## WHAT IS EXPECTED
Determine how many lines carry the word "Read". Output that number only.

## DATA TO USE
____
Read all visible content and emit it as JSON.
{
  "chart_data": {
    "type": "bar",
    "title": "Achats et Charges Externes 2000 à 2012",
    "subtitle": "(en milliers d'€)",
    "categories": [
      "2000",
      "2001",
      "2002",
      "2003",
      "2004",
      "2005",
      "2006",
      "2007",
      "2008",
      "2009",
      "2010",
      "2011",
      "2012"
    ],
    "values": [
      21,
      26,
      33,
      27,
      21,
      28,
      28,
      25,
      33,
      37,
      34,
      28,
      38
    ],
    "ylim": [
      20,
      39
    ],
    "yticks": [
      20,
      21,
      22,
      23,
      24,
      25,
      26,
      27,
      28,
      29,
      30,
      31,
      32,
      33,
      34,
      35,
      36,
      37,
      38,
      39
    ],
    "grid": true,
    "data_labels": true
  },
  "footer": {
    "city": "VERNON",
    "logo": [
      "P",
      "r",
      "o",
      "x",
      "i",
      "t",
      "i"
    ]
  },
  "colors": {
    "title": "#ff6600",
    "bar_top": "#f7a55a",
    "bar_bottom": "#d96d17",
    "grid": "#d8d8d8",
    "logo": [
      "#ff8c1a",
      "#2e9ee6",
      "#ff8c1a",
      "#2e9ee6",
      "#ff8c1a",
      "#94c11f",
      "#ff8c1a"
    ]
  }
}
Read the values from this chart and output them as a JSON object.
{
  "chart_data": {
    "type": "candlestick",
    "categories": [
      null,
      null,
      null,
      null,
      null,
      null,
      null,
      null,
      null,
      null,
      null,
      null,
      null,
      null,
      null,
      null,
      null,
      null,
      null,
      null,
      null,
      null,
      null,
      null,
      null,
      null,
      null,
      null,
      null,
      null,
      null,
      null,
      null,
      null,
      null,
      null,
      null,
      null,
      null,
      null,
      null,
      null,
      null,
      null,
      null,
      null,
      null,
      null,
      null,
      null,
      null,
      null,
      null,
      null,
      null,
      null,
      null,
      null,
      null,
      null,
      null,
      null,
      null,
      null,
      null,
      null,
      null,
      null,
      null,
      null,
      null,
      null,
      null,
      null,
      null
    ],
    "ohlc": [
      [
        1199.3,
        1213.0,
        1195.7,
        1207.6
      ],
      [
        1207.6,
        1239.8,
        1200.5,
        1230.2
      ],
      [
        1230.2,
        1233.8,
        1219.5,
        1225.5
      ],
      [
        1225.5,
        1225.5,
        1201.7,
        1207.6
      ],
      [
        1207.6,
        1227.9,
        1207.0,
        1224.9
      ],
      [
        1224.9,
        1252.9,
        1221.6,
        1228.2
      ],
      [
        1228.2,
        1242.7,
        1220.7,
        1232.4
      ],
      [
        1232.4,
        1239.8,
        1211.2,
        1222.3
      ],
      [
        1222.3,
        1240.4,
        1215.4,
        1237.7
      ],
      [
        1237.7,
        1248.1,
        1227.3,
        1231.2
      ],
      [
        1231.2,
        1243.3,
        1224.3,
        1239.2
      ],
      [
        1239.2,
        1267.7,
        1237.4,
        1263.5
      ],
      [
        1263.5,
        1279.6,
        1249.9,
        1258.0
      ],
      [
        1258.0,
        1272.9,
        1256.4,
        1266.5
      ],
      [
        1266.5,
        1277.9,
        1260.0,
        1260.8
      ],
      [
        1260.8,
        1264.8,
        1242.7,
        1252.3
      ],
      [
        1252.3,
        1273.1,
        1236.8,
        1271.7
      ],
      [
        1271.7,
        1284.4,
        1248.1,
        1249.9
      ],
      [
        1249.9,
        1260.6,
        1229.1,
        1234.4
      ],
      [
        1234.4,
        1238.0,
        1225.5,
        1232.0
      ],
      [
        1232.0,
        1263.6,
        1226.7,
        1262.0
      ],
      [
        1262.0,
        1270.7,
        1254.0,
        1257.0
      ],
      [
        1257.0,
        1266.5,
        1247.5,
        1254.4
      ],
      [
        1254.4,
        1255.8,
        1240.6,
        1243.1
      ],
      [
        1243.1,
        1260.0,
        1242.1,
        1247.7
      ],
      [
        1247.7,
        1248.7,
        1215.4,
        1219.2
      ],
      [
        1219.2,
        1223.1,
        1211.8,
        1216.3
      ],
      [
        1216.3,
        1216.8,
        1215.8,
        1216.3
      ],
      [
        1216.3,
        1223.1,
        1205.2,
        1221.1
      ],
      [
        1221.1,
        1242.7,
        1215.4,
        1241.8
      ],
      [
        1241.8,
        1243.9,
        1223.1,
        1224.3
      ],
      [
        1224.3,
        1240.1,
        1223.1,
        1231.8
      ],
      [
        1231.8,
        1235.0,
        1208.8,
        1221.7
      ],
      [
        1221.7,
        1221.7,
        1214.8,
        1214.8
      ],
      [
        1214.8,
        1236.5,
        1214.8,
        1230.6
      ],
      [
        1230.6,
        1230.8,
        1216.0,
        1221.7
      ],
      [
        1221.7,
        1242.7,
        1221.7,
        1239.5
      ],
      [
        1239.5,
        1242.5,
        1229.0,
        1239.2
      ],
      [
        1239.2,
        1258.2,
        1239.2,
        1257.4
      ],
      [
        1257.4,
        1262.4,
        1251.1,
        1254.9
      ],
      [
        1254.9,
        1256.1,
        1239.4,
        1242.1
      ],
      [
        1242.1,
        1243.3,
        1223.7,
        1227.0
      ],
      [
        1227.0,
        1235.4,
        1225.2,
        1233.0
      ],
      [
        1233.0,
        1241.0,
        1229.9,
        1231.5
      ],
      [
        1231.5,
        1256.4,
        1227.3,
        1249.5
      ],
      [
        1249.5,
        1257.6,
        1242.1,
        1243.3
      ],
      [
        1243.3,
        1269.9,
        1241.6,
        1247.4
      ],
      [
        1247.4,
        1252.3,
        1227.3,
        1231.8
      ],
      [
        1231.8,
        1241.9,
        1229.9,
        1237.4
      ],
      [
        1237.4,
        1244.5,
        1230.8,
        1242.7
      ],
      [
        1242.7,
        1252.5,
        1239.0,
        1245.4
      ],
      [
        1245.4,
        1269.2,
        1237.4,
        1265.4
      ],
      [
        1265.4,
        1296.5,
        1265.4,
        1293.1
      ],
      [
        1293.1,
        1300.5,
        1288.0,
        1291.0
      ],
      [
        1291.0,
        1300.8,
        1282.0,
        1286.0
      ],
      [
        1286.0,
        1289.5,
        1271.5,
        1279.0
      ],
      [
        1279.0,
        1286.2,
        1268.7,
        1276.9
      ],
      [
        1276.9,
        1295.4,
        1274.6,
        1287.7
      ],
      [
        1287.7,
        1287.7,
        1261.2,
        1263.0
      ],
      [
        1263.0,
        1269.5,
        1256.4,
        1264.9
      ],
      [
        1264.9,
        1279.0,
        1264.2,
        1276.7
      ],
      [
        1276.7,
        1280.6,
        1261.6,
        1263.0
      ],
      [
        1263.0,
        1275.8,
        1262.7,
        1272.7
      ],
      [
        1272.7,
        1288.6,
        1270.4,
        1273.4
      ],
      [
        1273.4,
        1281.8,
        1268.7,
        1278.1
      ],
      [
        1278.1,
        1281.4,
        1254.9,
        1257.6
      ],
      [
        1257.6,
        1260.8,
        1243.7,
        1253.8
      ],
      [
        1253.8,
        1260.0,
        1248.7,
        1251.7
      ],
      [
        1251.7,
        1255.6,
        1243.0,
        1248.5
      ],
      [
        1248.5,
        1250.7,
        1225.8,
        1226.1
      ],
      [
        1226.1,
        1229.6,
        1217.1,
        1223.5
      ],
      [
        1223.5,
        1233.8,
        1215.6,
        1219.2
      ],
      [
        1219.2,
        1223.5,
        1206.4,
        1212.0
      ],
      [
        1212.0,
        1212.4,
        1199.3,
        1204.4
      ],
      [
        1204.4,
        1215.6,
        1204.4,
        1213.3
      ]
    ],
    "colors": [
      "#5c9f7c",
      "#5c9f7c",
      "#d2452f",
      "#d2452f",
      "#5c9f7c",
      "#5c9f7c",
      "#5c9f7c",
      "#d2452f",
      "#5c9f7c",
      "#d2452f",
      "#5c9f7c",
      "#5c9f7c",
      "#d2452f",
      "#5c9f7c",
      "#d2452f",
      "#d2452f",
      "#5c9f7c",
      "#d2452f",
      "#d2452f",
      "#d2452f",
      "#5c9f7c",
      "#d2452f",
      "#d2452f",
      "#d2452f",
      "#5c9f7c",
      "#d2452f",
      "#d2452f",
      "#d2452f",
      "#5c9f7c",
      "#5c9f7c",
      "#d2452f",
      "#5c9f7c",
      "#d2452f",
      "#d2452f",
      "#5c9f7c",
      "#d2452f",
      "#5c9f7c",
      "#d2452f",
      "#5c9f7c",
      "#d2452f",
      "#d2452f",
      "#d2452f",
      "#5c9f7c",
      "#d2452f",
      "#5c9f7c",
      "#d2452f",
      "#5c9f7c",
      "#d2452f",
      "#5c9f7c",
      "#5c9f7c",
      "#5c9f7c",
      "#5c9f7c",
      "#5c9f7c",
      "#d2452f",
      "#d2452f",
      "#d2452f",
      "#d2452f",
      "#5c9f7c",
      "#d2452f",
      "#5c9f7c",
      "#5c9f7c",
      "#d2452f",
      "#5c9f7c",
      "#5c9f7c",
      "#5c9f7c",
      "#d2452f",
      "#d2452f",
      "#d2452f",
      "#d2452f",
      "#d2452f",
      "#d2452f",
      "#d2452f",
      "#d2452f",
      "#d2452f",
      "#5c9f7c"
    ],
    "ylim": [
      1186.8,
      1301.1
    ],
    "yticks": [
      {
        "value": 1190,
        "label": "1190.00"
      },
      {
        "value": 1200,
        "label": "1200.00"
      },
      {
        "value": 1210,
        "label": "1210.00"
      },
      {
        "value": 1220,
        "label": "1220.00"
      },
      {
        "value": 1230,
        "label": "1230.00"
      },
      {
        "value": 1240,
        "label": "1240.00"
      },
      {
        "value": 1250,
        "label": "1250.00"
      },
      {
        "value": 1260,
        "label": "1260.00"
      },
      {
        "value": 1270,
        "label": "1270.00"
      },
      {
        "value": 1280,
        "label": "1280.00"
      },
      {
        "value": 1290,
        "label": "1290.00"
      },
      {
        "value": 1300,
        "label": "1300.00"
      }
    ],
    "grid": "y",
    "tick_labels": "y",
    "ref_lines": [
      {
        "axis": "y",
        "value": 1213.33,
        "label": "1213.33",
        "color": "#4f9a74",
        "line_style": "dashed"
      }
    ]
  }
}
____
## OUTPUT
2